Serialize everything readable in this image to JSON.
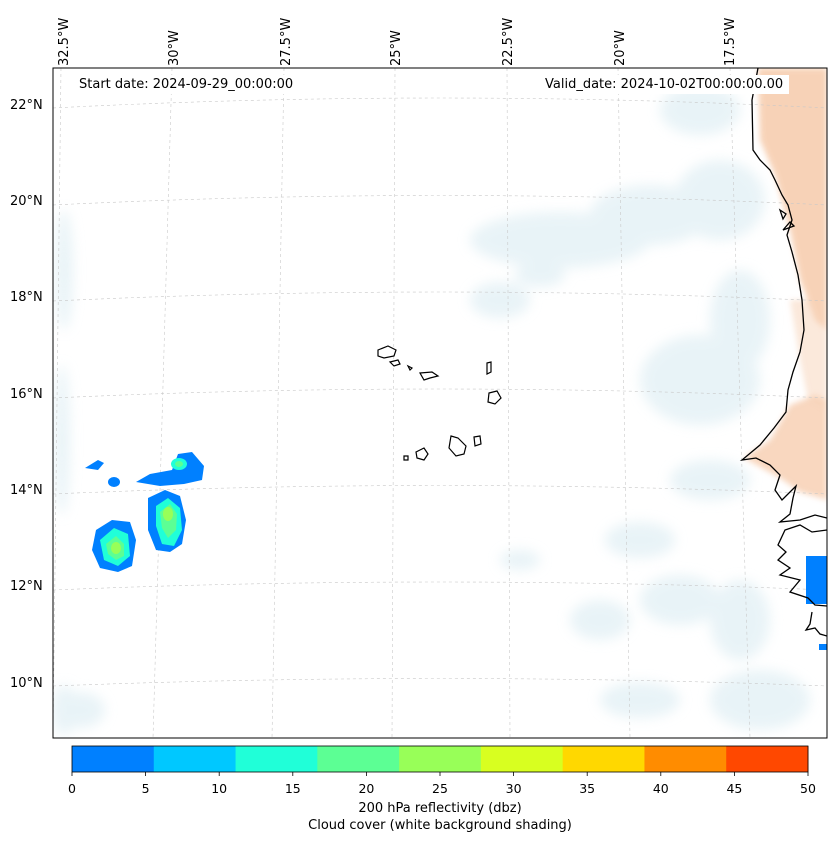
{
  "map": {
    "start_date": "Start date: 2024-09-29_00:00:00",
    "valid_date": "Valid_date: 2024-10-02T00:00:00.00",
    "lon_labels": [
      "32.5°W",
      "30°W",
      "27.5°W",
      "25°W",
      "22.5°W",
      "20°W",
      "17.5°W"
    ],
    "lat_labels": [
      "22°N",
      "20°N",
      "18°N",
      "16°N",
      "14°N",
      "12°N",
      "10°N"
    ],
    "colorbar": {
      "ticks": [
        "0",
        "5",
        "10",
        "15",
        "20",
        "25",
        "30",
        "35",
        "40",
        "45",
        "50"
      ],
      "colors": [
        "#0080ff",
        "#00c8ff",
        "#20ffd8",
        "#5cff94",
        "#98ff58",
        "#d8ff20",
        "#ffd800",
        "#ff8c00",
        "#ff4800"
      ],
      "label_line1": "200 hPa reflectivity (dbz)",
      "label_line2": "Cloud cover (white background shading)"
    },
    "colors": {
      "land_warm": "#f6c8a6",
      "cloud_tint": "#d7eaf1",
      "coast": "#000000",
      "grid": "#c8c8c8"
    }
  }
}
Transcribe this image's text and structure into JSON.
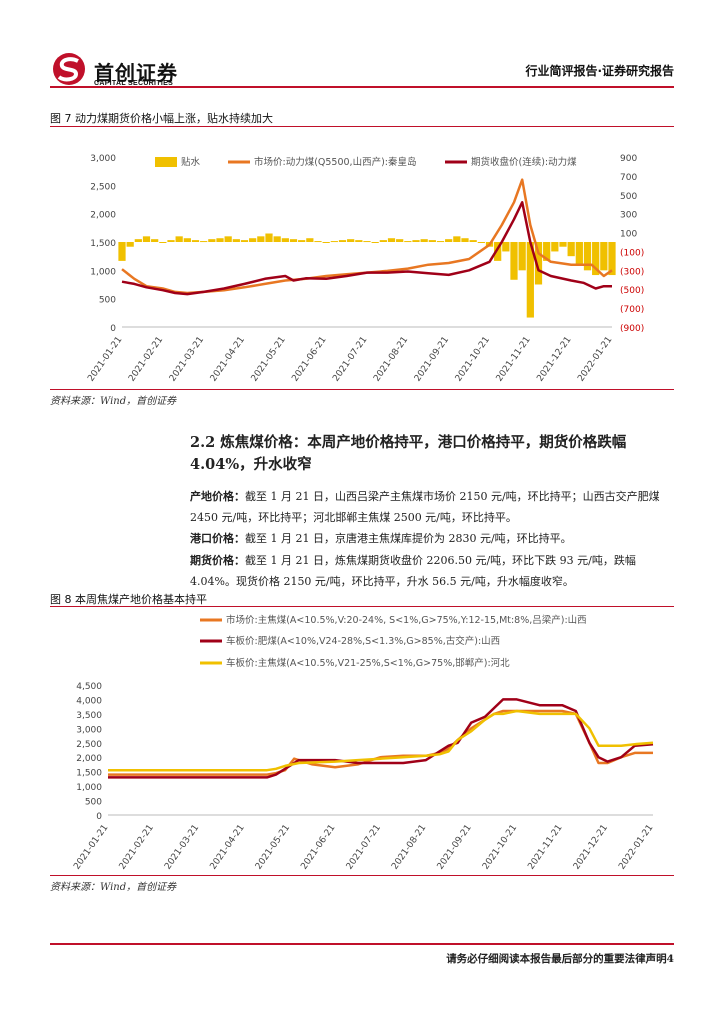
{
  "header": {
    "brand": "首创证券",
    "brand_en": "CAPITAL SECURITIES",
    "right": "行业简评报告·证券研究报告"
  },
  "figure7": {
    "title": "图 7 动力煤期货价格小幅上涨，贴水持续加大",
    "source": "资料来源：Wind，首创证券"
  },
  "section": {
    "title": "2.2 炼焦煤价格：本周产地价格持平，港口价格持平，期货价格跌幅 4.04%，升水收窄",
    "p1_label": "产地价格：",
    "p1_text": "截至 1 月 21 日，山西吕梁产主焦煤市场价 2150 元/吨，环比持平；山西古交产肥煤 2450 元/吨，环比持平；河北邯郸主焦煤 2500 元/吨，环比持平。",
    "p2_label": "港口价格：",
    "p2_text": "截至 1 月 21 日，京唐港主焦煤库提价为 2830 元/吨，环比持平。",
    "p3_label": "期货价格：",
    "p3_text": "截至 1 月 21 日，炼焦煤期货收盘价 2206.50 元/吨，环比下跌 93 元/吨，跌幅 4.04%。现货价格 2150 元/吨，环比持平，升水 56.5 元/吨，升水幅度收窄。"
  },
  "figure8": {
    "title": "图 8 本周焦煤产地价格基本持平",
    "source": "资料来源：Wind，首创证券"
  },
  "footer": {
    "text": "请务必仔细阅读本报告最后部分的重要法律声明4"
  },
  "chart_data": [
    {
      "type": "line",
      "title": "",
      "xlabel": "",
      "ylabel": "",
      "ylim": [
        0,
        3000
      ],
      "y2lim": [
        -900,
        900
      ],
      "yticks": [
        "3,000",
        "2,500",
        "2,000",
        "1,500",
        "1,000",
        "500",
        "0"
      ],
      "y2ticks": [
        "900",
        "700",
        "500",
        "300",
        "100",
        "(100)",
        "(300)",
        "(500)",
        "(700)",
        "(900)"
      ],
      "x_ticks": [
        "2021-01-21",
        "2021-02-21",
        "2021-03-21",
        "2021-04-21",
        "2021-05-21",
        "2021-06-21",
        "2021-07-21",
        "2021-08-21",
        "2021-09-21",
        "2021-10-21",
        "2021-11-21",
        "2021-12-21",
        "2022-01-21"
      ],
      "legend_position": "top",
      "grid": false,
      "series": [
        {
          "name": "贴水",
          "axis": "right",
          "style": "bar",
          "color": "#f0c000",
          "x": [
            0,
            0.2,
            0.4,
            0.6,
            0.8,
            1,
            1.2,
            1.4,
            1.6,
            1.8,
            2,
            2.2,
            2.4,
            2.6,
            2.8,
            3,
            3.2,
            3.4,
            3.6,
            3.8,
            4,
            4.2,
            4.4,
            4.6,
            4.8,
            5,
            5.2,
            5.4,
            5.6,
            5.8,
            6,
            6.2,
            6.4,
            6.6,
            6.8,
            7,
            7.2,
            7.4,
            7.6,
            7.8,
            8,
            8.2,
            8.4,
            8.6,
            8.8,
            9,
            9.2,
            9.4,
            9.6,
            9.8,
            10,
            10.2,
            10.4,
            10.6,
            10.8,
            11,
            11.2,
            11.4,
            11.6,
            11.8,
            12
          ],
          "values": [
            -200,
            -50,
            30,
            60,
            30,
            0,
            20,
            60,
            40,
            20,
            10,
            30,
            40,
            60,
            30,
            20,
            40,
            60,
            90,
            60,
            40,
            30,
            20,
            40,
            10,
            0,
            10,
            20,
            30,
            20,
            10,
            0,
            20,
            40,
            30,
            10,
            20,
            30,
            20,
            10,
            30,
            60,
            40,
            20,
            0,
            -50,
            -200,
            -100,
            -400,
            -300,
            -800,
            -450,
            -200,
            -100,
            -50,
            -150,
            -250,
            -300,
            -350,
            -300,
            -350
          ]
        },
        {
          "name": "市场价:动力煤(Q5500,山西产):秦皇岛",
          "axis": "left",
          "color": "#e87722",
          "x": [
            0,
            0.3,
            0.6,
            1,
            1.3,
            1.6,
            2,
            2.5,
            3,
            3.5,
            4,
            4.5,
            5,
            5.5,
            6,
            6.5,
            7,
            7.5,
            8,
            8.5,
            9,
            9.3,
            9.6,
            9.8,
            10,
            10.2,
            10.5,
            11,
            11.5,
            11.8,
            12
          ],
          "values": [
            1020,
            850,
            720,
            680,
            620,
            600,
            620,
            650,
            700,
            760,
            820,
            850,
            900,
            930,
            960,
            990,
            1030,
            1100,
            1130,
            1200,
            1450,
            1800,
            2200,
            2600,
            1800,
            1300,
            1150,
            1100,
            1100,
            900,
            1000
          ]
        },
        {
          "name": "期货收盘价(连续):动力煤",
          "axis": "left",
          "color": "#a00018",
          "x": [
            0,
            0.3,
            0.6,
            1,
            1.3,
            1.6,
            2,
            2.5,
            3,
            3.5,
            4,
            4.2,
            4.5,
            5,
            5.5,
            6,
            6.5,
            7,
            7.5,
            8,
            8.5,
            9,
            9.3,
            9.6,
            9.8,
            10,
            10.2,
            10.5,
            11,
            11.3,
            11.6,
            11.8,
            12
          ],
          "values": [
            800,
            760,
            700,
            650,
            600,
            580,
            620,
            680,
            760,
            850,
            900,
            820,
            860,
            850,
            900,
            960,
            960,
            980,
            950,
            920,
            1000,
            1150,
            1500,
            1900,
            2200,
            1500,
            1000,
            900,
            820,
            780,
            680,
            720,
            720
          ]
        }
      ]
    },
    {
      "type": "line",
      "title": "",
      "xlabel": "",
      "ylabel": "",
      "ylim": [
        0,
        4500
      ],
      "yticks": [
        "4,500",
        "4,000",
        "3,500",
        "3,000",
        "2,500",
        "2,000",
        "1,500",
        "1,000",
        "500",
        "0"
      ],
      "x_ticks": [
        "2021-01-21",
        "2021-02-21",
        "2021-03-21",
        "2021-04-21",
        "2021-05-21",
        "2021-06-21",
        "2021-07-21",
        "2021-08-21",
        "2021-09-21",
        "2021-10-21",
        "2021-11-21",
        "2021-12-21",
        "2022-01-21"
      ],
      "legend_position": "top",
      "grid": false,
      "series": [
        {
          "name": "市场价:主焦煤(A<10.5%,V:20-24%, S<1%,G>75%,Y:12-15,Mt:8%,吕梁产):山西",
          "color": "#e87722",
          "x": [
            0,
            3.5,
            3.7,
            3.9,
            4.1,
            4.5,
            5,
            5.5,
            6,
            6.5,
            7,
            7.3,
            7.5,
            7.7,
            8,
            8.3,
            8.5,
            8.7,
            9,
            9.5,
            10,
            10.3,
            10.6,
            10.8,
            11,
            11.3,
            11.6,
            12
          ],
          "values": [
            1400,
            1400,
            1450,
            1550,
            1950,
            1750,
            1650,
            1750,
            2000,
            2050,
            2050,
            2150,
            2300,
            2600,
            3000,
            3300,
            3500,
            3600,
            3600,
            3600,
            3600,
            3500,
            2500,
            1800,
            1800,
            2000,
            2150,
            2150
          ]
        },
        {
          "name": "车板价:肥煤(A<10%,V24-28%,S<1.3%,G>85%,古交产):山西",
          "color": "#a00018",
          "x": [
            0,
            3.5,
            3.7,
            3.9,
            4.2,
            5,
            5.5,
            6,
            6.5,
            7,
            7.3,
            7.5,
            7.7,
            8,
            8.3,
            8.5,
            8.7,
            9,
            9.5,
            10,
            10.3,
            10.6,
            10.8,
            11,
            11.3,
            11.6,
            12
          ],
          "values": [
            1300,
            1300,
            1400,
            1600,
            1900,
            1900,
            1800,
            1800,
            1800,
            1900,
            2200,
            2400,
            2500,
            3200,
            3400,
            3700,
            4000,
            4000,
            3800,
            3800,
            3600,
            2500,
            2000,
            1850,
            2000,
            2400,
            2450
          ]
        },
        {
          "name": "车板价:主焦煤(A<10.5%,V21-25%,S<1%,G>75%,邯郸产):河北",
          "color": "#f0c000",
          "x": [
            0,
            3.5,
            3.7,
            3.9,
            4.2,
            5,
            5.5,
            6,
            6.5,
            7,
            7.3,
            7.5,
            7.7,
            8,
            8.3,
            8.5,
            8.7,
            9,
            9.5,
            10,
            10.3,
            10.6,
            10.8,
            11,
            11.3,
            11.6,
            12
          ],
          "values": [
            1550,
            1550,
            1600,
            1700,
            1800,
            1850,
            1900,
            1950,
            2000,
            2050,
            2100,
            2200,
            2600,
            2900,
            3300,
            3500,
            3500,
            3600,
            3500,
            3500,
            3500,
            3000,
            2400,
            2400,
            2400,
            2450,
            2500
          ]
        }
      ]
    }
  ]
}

» What to work on
Pick out every line with the string "image" and copy it.

» Correct result
Serialize everything readable in this image to JSON.
Transcribe this image's text and structure into JSON.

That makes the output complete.